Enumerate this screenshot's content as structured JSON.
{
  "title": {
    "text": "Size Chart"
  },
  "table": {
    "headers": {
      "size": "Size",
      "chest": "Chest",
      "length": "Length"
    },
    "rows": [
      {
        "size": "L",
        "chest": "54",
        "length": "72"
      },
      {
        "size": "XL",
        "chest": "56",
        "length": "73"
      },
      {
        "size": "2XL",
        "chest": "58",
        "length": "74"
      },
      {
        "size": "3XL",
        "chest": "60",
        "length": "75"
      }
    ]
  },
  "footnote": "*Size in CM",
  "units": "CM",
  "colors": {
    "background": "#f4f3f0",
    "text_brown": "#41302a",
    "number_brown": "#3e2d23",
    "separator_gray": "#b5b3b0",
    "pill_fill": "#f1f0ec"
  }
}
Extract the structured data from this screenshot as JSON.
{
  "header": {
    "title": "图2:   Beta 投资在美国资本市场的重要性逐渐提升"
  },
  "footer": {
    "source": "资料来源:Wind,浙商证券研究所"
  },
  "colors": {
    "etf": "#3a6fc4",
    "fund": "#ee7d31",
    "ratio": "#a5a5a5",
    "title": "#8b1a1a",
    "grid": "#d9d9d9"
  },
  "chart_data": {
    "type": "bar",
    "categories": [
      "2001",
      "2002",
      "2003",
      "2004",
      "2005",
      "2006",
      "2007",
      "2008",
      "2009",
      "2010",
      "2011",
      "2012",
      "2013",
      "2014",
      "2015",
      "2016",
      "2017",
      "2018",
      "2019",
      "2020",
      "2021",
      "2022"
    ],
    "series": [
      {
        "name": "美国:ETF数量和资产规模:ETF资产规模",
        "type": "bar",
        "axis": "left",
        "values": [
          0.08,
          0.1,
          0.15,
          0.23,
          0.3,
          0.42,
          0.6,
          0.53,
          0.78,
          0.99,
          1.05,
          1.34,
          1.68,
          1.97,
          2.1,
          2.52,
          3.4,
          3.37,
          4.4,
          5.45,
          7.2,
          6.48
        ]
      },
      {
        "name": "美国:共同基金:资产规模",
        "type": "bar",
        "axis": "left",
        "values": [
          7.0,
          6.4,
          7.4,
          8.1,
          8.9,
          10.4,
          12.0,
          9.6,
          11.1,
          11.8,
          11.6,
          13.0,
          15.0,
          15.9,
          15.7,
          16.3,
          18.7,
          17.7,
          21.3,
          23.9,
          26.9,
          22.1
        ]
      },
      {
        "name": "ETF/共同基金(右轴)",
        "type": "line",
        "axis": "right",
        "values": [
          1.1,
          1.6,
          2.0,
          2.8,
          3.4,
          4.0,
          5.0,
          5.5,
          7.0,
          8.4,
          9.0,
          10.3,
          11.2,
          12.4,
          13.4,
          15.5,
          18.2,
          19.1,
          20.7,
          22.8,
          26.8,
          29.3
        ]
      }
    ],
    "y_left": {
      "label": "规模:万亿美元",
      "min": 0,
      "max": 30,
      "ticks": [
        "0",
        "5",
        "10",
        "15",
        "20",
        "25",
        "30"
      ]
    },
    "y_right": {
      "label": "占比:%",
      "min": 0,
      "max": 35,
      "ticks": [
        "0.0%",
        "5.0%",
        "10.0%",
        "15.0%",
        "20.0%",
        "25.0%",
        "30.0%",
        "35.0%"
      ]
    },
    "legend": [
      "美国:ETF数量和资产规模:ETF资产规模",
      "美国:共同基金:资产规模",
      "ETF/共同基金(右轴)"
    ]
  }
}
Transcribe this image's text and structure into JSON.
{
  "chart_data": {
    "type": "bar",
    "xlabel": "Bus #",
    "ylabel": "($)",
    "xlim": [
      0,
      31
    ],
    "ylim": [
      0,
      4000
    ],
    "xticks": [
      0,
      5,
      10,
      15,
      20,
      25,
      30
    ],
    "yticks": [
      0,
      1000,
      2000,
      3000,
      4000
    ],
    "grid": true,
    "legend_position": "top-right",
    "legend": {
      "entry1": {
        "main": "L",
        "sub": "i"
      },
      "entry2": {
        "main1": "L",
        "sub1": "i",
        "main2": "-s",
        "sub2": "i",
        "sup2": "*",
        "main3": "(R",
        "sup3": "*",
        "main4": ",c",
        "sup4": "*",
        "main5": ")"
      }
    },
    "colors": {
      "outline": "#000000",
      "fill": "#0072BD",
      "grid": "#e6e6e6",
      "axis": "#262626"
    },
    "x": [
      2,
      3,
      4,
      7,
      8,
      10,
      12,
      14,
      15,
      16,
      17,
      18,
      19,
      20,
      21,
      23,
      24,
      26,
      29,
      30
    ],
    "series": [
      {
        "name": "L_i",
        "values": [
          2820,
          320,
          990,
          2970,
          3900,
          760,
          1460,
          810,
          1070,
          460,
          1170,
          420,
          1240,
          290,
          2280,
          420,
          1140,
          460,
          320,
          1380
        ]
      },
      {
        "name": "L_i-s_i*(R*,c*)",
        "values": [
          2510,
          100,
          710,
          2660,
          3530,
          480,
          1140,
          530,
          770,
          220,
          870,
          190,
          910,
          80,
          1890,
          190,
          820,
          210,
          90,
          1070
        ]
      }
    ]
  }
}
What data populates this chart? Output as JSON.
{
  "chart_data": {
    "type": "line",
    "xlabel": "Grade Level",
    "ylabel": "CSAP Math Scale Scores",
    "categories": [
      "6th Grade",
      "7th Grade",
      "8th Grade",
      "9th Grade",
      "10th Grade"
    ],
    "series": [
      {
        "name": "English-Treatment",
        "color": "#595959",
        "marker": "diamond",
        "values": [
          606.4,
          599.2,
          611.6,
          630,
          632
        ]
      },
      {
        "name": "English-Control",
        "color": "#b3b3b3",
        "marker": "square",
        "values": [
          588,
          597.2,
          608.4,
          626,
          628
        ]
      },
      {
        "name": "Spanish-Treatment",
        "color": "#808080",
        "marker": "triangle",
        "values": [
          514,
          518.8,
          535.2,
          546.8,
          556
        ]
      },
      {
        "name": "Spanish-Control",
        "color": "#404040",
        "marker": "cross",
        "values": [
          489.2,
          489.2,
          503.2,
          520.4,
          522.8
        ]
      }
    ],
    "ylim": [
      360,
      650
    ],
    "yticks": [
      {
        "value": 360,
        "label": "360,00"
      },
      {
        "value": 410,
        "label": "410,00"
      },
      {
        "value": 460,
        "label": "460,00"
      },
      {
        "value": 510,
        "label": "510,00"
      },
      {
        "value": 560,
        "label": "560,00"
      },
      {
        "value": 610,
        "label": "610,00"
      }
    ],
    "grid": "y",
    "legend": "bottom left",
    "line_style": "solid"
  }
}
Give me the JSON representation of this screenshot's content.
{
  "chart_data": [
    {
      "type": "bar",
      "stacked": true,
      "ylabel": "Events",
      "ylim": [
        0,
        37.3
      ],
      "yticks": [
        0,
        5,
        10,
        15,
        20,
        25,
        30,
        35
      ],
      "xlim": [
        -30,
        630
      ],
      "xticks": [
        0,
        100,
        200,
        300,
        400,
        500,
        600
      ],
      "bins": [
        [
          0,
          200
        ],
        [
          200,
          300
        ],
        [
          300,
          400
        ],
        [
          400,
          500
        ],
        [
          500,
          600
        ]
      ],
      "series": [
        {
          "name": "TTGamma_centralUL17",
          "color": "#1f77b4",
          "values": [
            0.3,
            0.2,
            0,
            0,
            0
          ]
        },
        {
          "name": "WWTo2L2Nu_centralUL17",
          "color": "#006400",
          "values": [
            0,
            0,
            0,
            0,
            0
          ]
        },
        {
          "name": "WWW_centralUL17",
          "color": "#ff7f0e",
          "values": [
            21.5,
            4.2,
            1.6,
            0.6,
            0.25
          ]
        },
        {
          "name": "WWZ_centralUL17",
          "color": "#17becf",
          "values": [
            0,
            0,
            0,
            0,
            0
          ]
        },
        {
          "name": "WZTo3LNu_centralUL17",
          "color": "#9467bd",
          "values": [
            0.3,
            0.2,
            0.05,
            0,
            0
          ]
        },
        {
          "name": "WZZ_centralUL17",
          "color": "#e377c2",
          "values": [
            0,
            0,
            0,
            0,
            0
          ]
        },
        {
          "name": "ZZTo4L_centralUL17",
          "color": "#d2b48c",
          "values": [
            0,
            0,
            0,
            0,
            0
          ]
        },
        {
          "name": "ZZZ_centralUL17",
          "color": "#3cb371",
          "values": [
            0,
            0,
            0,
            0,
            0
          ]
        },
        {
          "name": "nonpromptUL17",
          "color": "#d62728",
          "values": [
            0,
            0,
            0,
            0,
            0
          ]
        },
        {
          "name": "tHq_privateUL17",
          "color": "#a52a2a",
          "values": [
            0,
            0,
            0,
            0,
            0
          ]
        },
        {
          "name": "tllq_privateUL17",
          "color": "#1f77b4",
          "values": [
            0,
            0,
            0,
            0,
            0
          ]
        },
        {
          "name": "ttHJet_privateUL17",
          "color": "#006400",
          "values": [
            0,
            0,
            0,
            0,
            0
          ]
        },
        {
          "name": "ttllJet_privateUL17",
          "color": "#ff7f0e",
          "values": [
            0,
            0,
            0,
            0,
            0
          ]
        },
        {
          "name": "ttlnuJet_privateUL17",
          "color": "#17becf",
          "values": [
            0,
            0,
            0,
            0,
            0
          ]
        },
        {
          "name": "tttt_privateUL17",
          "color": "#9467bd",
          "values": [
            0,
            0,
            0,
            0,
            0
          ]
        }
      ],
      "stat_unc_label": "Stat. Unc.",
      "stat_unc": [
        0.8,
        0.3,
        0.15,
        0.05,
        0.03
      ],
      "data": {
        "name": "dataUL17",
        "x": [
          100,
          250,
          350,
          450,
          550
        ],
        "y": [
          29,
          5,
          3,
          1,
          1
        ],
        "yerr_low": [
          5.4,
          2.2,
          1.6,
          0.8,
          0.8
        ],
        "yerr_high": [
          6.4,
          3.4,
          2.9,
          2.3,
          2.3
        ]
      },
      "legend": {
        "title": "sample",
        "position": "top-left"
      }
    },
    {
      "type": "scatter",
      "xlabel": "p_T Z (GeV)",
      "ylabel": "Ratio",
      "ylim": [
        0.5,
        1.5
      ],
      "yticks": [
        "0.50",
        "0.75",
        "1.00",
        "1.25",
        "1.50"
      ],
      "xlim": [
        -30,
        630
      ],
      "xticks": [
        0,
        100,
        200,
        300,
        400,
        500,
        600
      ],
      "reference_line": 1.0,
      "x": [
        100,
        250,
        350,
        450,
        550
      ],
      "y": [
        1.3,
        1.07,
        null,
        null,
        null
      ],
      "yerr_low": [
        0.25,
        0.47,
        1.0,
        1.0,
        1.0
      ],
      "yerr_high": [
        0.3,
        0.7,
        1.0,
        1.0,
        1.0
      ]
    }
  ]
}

###

▶ [Task directions] Find each line holding the word "Control" and copy it.

▶ [Exercise answer]
        "name": "English-Control",
        "name": "Spanish-Control",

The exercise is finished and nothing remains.